→ **Set task**
Search the listing for "data" and copy every line where it appears.

→ **Exercise materials**
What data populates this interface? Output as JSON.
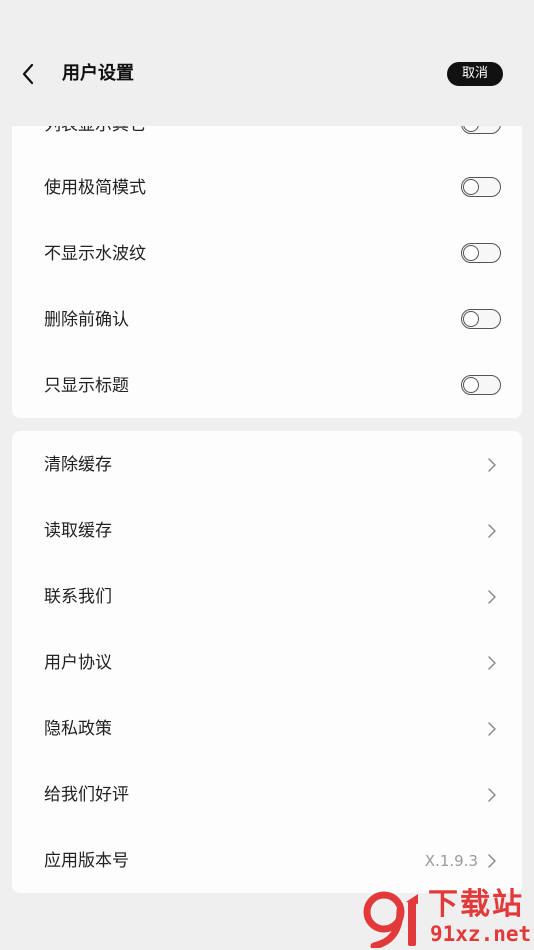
{
  "header": {
    "title": "用户设置",
    "cancel_label": "取消"
  },
  "toggle_section": {
    "partial_label": "列表显示其它",
    "items": [
      {
        "label": "使用极简模式",
        "enabled": false
      },
      {
        "label": "不显示水波纹",
        "enabled": false
      },
      {
        "label": "删除前确认",
        "enabled": false
      },
      {
        "label": "只显示标题",
        "enabled": false
      }
    ]
  },
  "link_section": {
    "items": [
      {
        "label": "清除缓存"
      },
      {
        "label": "读取缓存"
      },
      {
        "label": "联系我们"
      },
      {
        "label": "用户协议"
      },
      {
        "label": "隐私政策"
      },
      {
        "label": "给我们好评"
      },
      {
        "label": "应用版本号",
        "value": "X.1.9.3"
      }
    ]
  },
  "watermark": {
    "brand_top": "下载站",
    "brand_bottom": "91xz.net"
  }
}
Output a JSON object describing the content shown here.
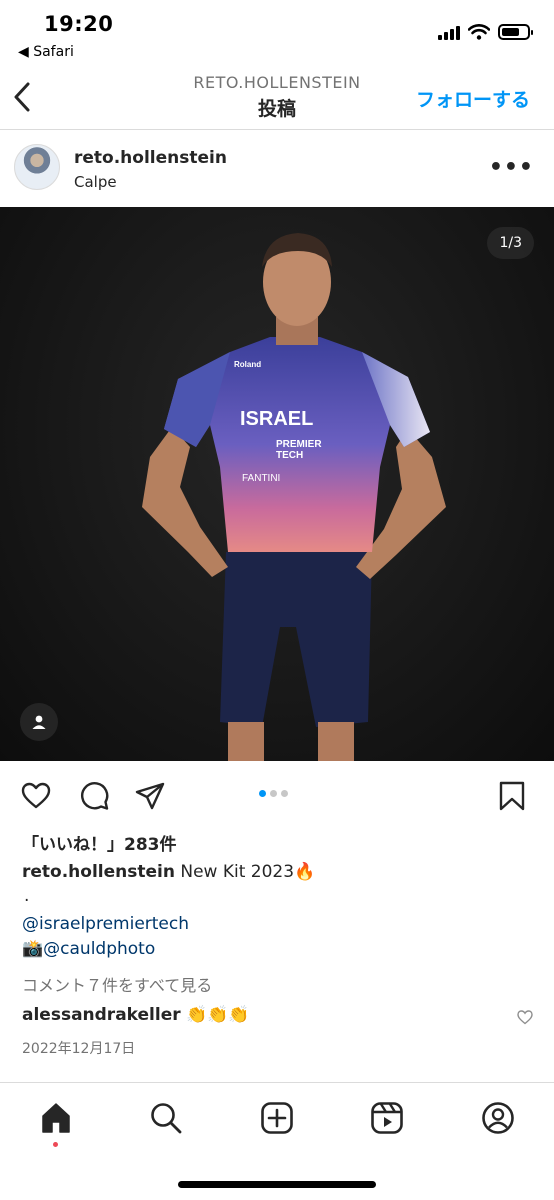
{
  "status_bar": {
    "time": "19:20",
    "back_app": "◀ Safari"
  },
  "header": {
    "username": "RETO.HOLLENSTEIN",
    "page_title": "投稿",
    "follow_label": "フォローする"
  },
  "post": {
    "author": "reto.hollenstein",
    "location": "Calpe",
    "more_label": "•••",
    "image_counter": "1/3",
    "image_count": 3,
    "current_image": 1,
    "jersey_texts": [
      "ISRAEL",
      "PREMIER",
      "TECH",
      "FANTINI",
      "Roland"
    ]
  },
  "engagement": {
    "likes": "「いいね！」283件",
    "caption_user": "reto.hollenstein",
    "caption_text": " New Kit 2023🔥",
    "caption_dot": ".",
    "mention_1": "@israelpremiertech",
    "mention_2": "📸@cauldphoto",
    "view_all_comments": "コメント７件をすべて見る",
    "comment_user": "alessandrakeller",
    "comment_text": " 👏👏👏",
    "date": "2022年12月17日"
  },
  "tabs": [
    "home",
    "search",
    "create",
    "reels",
    "profile"
  ],
  "colors": {
    "accent": "#0095f6",
    "mention": "#00376b",
    "notification": "#ed4956"
  }
}
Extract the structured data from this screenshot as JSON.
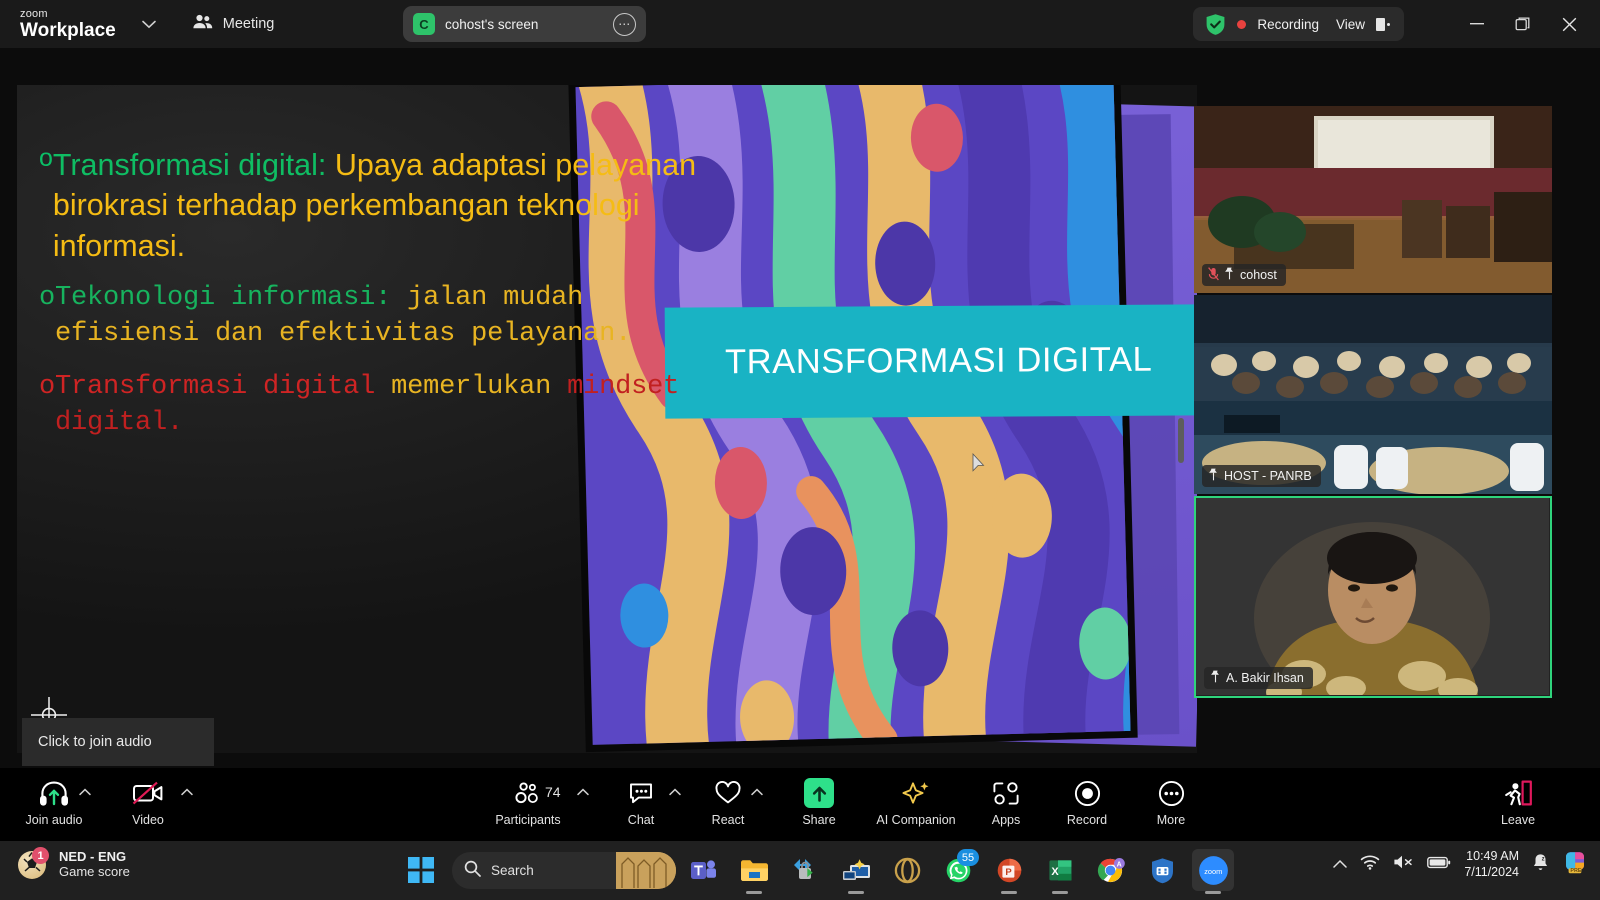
{
  "titlebar": {
    "brand_line1": "zoom",
    "brand_line2": "Workplace",
    "brand_caret": "chevron-down",
    "meeting_label": "Meeting",
    "share_chip": {
      "avatar_letter": "C",
      "name": "cohost's screen",
      "more_label": "⋯"
    },
    "recording_label": "Recording",
    "view_label": "View",
    "window_minimize": "—",
    "window_restore": "❐",
    "window_close": "✕"
  },
  "slide": {
    "banner_title": "TRANSFORMASI DIGITAL",
    "bullet1": {
      "marker": "o",
      "green": "Transformasi digital:",
      "yellow": " Upaya adaptasi pelayanan birokrasi terhadap perkembangan teknologi informasi."
    },
    "bullet2": {
      "marker": "o",
      "green": "Tekonologi informasi:",
      "yellow": " jalan mudah efisiensi dan efektivitas pelayanan."
    },
    "bullet3": {
      "marker": "o",
      "red": "Transformasi digital",
      "yellow": " memerlukan",
      "red2": " mindset digital."
    }
  },
  "tooltip": {
    "text": "Click to join audio"
  },
  "thumbnails": [
    {
      "name": "cohost",
      "muted": true,
      "pinned": true,
      "speaking": false
    },
    {
      "name": "HOST - PANRB",
      "muted": false,
      "pinned": true,
      "speaking": true
    },
    {
      "name": "A. Bakir Ihsan",
      "muted": false,
      "pinned": true,
      "speaking": true
    }
  ],
  "controls": {
    "join_audio": {
      "label": "Join audio",
      "icon": "headset-join-icon",
      "has_caret": true
    },
    "video": {
      "label": "Video",
      "icon": "video-off-icon",
      "has_caret": true
    },
    "participants": {
      "label": "Participants",
      "icon": "participants-icon",
      "count": "74",
      "has_caret": false
    },
    "chat": {
      "label": "Chat",
      "icon": "chat-bubble-icon",
      "has_caret": true
    },
    "react": {
      "label": "React",
      "icon": "heart-icon",
      "has_caret": true
    },
    "share": {
      "label": "Share",
      "icon": "share-up-arrow-icon"
    },
    "ai_companion": {
      "label": "AI Companion",
      "icon": "sparkle-icon"
    },
    "apps": {
      "label": "Apps",
      "icon": "apps-icon"
    },
    "record": {
      "label": "Record",
      "icon": "record-circle-icon"
    },
    "more": {
      "label": "More",
      "icon": "ellipsis-icon"
    },
    "leave": {
      "label": "Leave",
      "icon": "leave-door-icon"
    }
  },
  "taskbar": {
    "widget": {
      "title": "NED - ENG",
      "subtitle": "Game score",
      "badge": "1",
      "icon": "soccer-ball-icon"
    },
    "start_icon": "windows-start-icon",
    "search": {
      "placeholder": "Search",
      "icon": "search-icon"
    },
    "apps": [
      {
        "name": "teams-icon",
        "badge": ""
      },
      {
        "name": "file-explorer-icon",
        "badge": ""
      },
      {
        "name": "remote-lock-icon",
        "badge": ""
      },
      {
        "name": "remote-desktop-icon",
        "badge": ""
      },
      {
        "name": "opera-icon",
        "badge": ""
      },
      {
        "name": "whatsapp-icon",
        "badge": "55"
      },
      {
        "name": "powerpoint-icon",
        "badge": ""
      },
      {
        "name": "excel-icon",
        "badge": ""
      },
      {
        "name": "chrome-icon",
        "badge": ""
      },
      {
        "name": "security-icon",
        "badge": ""
      },
      {
        "name": "zoom-icon",
        "badge": ""
      }
    ],
    "tray": {
      "chevron": "show-hidden-icons",
      "wifi": "wifi-icon",
      "volume": "volume-muted-icon",
      "battery": "battery-icon",
      "time": "10:49 AM",
      "date": "7/11/2024",
      "notification": "notifications-silent-icon",
      "copilot": "copilot-icon"
    }
  },
  "colors": {
    "zoom_green": "#2ee08a",
    "recording_red": "#e8423f",
    "teal_banner": "#19b3c4",
    "speaking_green": "#2fd47c",
    "slide_green": "#0fbd63",
    "slide_yellow": "#f5bc14",
    "slide_red": "#cf2424"
  }
}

→ **Answer to this exercise**
What data populates this interface? Output as JSON.
Extract the structured data from this screenshot as JSON.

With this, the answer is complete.